[TASK] Filter the entries and keep only the lines where the string "WINGS" appears.

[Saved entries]
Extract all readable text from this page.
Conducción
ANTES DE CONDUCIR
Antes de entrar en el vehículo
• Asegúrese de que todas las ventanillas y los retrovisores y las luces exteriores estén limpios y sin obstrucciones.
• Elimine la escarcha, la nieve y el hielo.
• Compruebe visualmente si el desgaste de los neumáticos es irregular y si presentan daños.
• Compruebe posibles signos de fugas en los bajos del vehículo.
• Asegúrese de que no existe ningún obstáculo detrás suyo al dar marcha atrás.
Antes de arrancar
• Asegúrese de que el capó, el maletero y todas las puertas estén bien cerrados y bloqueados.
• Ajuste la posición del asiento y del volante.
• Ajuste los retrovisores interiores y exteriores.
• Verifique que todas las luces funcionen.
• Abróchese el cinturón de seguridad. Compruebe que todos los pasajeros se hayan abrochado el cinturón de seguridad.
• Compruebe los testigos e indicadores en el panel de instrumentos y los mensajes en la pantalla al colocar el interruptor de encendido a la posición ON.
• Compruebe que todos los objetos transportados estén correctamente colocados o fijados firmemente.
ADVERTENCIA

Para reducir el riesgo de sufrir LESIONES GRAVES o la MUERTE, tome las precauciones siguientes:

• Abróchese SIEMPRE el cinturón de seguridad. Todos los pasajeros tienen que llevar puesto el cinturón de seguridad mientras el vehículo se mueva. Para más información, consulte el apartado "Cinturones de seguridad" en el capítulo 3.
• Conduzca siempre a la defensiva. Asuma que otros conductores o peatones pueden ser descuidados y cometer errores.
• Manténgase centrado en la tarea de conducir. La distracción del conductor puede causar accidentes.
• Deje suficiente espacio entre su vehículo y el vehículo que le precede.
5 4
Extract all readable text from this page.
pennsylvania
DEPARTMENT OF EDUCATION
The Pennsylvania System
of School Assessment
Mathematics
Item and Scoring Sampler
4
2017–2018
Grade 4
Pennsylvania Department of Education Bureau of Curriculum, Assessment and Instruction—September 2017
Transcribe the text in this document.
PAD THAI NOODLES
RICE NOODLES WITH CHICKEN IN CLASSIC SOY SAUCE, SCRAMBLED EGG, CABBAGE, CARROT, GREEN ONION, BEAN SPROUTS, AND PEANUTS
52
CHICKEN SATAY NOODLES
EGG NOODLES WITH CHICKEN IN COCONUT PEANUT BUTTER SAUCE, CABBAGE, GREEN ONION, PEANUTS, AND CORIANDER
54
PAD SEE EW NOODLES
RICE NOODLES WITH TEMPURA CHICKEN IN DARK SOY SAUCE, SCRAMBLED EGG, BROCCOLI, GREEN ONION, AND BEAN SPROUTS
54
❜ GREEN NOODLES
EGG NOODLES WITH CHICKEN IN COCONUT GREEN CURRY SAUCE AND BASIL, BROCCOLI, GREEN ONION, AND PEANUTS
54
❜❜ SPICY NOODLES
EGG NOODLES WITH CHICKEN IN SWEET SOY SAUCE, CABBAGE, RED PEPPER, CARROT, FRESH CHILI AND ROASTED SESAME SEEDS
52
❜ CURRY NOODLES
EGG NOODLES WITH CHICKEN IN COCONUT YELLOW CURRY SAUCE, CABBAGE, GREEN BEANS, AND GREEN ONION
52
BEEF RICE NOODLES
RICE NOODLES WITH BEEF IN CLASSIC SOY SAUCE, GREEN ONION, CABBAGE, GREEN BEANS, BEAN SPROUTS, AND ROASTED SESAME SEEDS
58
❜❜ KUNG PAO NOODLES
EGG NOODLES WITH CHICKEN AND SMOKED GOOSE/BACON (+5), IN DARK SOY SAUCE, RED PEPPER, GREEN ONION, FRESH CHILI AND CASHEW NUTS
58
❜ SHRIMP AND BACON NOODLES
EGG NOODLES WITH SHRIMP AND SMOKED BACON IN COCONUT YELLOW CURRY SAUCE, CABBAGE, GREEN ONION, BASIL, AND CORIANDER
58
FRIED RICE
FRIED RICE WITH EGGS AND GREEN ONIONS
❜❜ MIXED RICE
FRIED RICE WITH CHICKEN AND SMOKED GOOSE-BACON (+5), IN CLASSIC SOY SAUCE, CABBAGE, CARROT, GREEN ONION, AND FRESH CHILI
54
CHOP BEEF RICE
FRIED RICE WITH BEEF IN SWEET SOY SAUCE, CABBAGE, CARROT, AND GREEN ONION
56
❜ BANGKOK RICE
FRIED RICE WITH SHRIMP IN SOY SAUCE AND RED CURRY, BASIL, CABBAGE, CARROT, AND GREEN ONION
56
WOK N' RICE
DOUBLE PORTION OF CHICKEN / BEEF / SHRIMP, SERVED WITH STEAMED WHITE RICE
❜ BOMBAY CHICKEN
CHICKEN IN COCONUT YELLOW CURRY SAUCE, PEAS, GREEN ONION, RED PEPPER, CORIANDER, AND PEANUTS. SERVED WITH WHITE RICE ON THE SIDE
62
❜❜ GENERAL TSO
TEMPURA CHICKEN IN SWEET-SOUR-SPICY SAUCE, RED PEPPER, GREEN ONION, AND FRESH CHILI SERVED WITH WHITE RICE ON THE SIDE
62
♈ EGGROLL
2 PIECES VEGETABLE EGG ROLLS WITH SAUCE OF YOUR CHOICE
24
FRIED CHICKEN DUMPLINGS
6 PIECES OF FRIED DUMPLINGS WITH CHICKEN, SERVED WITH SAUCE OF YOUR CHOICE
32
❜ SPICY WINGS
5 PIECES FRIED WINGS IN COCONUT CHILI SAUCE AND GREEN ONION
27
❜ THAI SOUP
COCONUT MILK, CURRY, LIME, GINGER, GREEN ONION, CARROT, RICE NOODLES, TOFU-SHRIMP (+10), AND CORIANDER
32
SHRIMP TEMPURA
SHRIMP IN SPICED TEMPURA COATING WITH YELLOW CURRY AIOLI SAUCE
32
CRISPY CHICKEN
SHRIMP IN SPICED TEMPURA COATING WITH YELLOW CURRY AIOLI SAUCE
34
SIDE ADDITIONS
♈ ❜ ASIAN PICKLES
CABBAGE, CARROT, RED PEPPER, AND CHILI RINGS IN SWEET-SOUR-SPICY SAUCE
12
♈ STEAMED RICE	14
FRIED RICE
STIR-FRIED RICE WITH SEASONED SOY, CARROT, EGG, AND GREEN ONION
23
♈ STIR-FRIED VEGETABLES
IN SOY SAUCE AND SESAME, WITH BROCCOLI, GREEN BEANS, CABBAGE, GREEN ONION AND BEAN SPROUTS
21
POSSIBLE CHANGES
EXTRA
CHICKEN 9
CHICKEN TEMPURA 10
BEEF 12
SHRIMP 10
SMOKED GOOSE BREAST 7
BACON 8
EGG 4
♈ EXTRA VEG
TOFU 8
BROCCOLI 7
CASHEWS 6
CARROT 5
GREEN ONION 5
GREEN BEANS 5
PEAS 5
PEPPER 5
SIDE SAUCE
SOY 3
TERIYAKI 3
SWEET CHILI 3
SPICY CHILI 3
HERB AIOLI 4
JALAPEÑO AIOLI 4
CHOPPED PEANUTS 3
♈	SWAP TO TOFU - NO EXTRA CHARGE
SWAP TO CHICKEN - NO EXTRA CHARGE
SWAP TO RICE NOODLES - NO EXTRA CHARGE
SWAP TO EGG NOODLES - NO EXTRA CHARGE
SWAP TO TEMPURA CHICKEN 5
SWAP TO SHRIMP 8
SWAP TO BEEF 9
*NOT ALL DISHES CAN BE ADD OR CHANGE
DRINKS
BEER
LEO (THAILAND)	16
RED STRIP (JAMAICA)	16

[EXPECTED ANSWER]
❜ SPICY WINGS
5 PIECES FRIED WINGS IN COCONUT CHILI SAUCE AND GREEN ONION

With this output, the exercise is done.